Leaving out the pictures, transcribe all of the records faithfully.

BEGIN DATASET EXTRACT

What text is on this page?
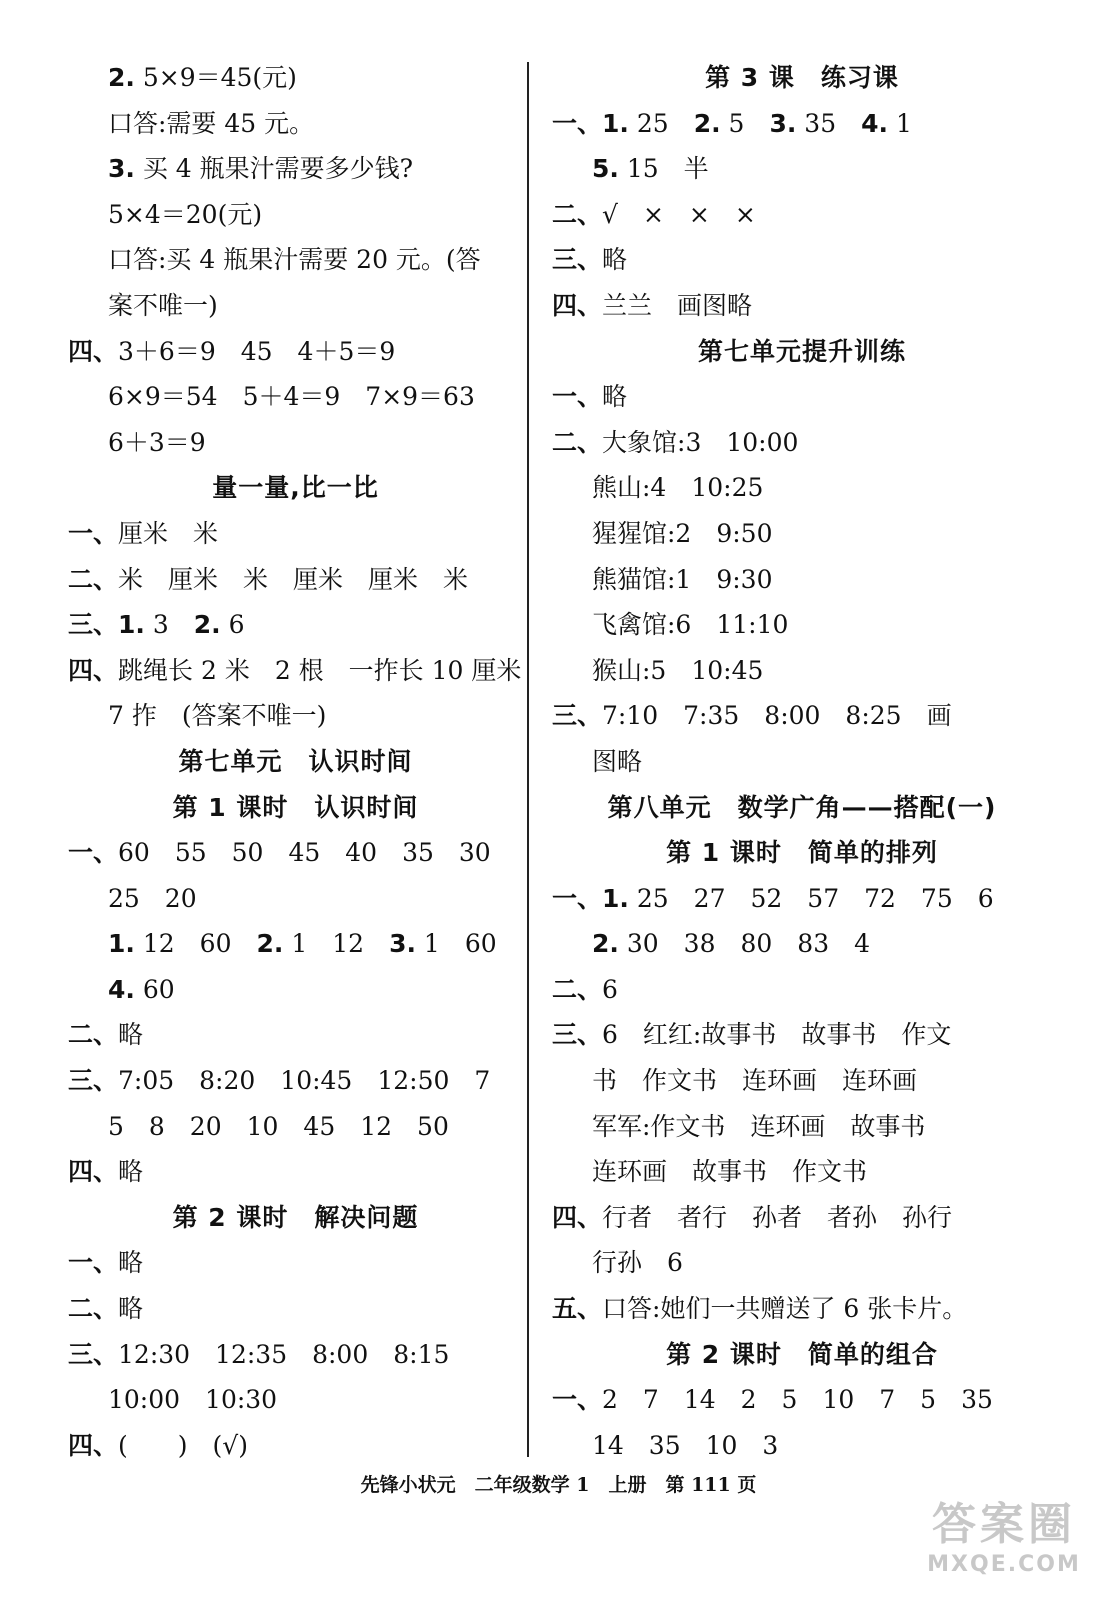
2. 5×9＝45(元)
口答:需要 45 元。
3. 买 4 瓶果汁需要多少钱?
5×4＝20(元)
口答:买 4 瓶果汁需要 20 元。(答
案不唯一)
四、3＋6＝9　45　4＋5＝9
6×9＝54　5＋4＝9　7×9＝63
6＋3＝9
量一量,比一比
一、厘米　米
二、米　厘米　米　厘米　厘米　米
三、1. 3　2. 6
四、跳绳长 2 米　2 根　一拃长 10 厘米
7 拃　(答案不唯一)
第七单元　认识时间
第 1 课时　认识时间
一、60　55　50　45　40　35　30
25　20
1. 12　60　2. 1　12　3. 1　60
4. 60
二、略
三、7:05　8:20　10:45　12:50　7
5　8　20　10　45　12　50
四、略
第 2 课时　解决问题
一、略
二、略
三、12:30　12:35　8:00　8:15
10:00　10:30
四、(　　)　(√)
第 3 课　练习课
一、1. 25　2. 5　3. 35　4. 1
5. 15　半
二、√　×　×　×
三、略
四、兰兰　画图略
第七单元提升训练
一、略
二、大象馆:3　10:00
熊山:4　10:25
猩猩馆:2　9:50
熊猫馆:1　9:30
飞禽馆:6　11:10
猴山:5　10:45
三、7:10　7:35　8:00　8:25　画
图略
第八单元　数学广角——搭配(一)
第 1 课时　简单的排列
一、1. 25　27　52　57　72　75　6
2. 30　38　80　83　4
二、6
三、6　红红:故事书　故事书　作文
书　作文书　连环画　连环画
军军:作文书　连环画　故事书
连环画　故事书　作文书
四、行者　者行　孙者　者孙　孙行
行孙　6
五、口答:她们一共赠送了 6 张卡片。
第 2 课时　简单的组合
一、2　7　14　2　5　10　7　5　35
14　35　10　3
先锋小状元　二年级数学 1　上册　第 111 页
答案圈
MXQE.COM
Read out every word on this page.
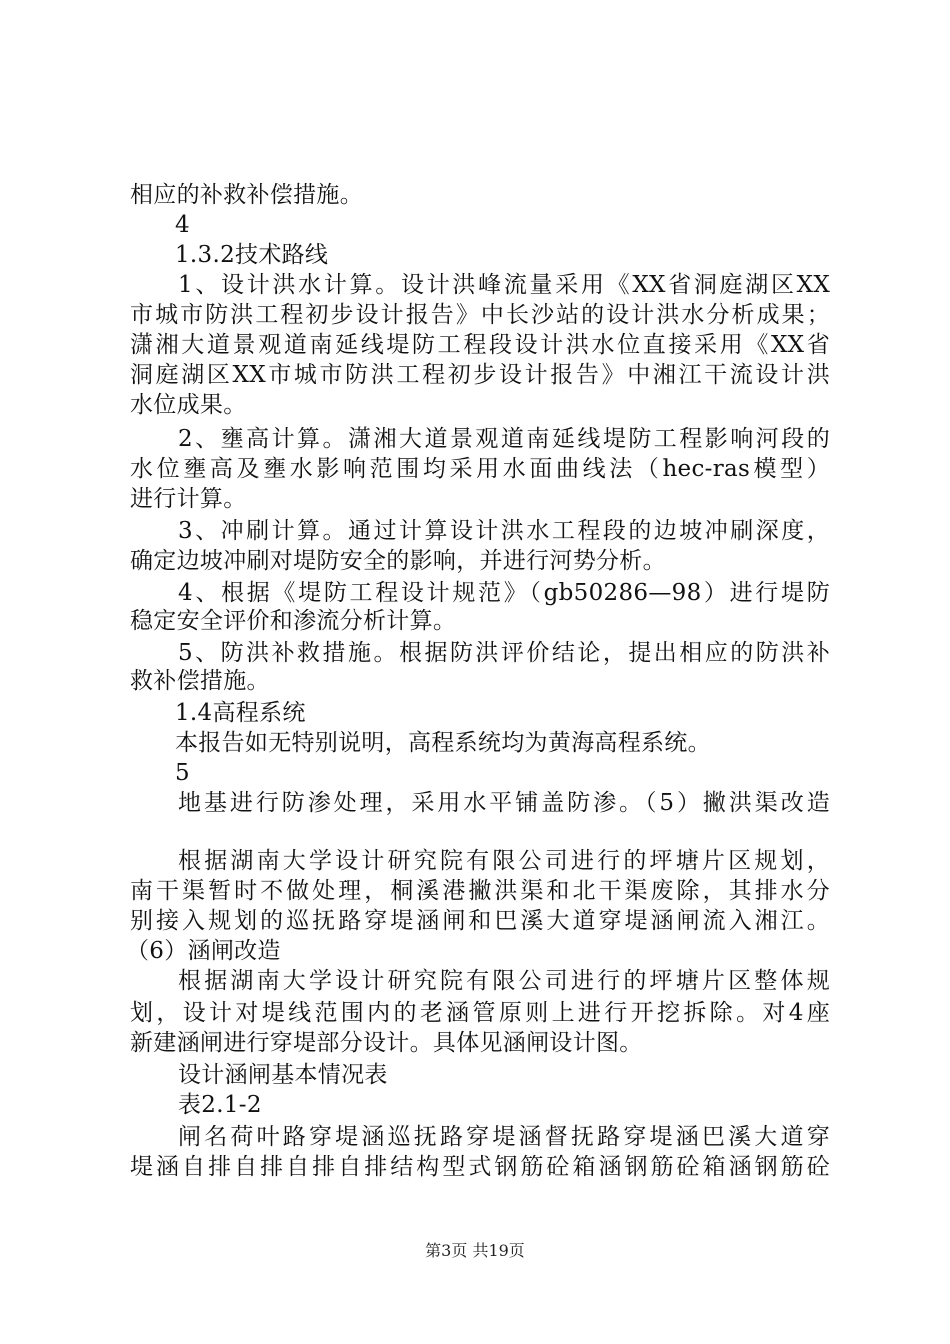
相应的补救补偿措施。
4
1.3.2技术路线
1、设计洪水计算。设计洪峰流量采用《XX省洞庭湖区XX
市城市防洪工程初步设计报告》中长沙站的设计洪水分析成果；
潇湘大道景观道南延线堤防工程段设计洪水位直接采用《XX省
洞庭湖区XX市城市防洪工程初步设计报告》中湘江干流设计洪
水位成果。
2、壅高计算。潇湘大道景观道南延线堤防工程影响河段的
水位壅高及壅水影响范围均采用水面曲线法（hec-ras模型）
进行计算。
3、冲刷计算。通过计算设计洪水工程段的边坡冲刷深度，
确定边坡冲刷对堤防安全的影响，并进行河势分析。
4、根据《堤防工程设计规范》（gb50286—98）进行堤防
稳定安全评价和渗流分析计算。
5、防洪补救措施。根据防洪评价结论，提出相应的防洪补
救补偿措施。
1.4高程系统
本报告如无特别说明，高程系统均为黄海高程系统。
5
地基进行防渗处理，采用水平铺盖防渗。（5）撇洪渠改造
根据湖南大学设计研究院有限公司进行的坪塘片区规划，
南干渠暂时不做处理，桐溪港撇洪渠和北干渠废除，其排水分
别接入规划的巡抚路穿堤涵闸和巴溪大道穿堤涵闸流入湘江。
（6）涵闸改造
根据湖南大学设计研究院有限公司进行的坪塘片区整体规
划，设计对堤线范围内的老涵管原则上进行开挖拆除。对4座
新建涵闸进行穿堤部分设计。具体见涵闸设计图。
设计涵闸基本情况表
表2.1-2
闸名荷叶路穿堤涵巡抚路穿堤涵督抚路穿堤涵巴溪大道穿
堤涵自排自排自排自排结构型式钢筋砼箱涵钢筋砼箱涵钢筋砼
第3页 共19页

END DATASET EXTRACT

**SOLVED EXERCISE:**
What text is on this page?
2. 5×9＝45(元)
口答:需要 45 元。
3. 买 4 瓶果汁需要多少钱?
5×4＝20(元)
口答:买 4 瓶果汁需要 20 元。(答
案不唯一)
四、3＋6＝9　45　4＋5＝9
6×9＝54　5＋4＝9　7×9＝63
6＋3＝9
量一量,比一比
一、厘米　米
二、米　厘米　米　厘米　厘米　米
三、1. 3　2. 6
四、跳绳长 2 米　2 根　一拃长 10 厘米
7 拃　(答案不唯一)
第七单元　认识时间
第 1 课时　认识时间
一、60　55　50　45　40　35　30
25　20
1. 12　60　2. 1　12　3. 1　60
4. 60
二、略
三、7:05　8:20　10:45　12:50　7
5　8　20　10　45　12　50
四、略
第 2 课时　解决问题
一、略
二、略
三、12:30　12:35　8:00　8:15
10:00　10:30
四、(　　)　(√)
第 3 课　练习课
一、1. 25　2. 5　3. 35　4. 1
5. 15　半
二、√　×　×　×
三、略
四、兰兰　画图略
第七单元提升训练
一、略
二、大象馆:3　10:00
熊山:4　10:25
猩猩馆:2　9:50
熊猫馆:1　9:30
飞禽馆:6　11:10
猴山:5　10:45
三、7:10　7:35　8:00　8:25　画
图略
第八单元　数学广角——搭配(一)
第 1 课时　简单的排列
一、1. 25　27　52　57　72　75　6
2. 30　38　80　83　4
二、6
三、6　红红:故事书　故事书　作文
书　作文书　连环画　连环画
军军:作文书　连环画　故事书
连环画　故事书　作文书
四、行者　者行　孙者　者孙　孙行
行孙　6
五、口答:她们一共赠送了 6 张卡片。
第 2 课时　简单的组合
一、2　7　14　2　5　10　7　5　35
14　35　10　3
先锋小状元　二年级数学 1　上册　第 111 页
答案圈
MXQE.COM
Read out every word on this page.
相应的补救补偿措施。
4
1.3.2技术路线
1、设计洪水计算。设计洪峰流量采用《XX省洞庭湖区XX
市城市防洪工程初步设计报告》中长沙站的设计洪水分析成果；
潇湘大道景观道南延线堤防工程段设计洪水位直接采用《XX省
洞庭湖区XX市城市防洪工程初步设计报告》中湘江干流设计洪
水位成果。
2、壅高计算。潇湘大道景观道南延线堤防工程影响河段的
水位壅高及壅水影响范围均采用水面曲线法（hec-ras模型）
进行计算。
3、冲刷计算。通过计算设计洪水工程段的边坡冲刷深度，
确定边坡冲刷对堤防安全的影响，并进行河势分析。
4、根据《堤防工程设计规范》（gb50286—98）进行堤防
稳定安全评价和渗流分析计算。
5、防洪补救措施。根据防洪评价结论，提出相应的防洪补
救补偿措施。
1.4高程系统
本报告如无特别说明，高程系统均为黄海高程系统。
5
地基进行防渗处理，采用水平铺盖防渗。（5）撇洪渠改造
根据湖南大学设计研究院有限公司进行的坪塘片区规划，
南干渠暂时不做处理，桐溪港撇洪渠和北干渠废除，其排水分
别接入规划的巡抚路穿堤涵闸和巴溪大道穿堤涵闸流入湘江。
（6）涵闸改造
根据湖南大学设计研究院有限公司进行的坪塘片区整体规
划，设计对堤线范围内的老涵管原则上进行开挖拆除。对4座
新建涵闸进行穿堤部分设计。具体见涵闸设计图。
设计涵闸基本情况表
表2.1-2
闸名荷叶路穿堤涵巡抚路穿堤涵督抚路穿堤涵巴溪大道穿
堤涵自排自排自排自排结构型式钢筋砼箱涵钢筋砼箱涵钢筋砼
第3页 共19页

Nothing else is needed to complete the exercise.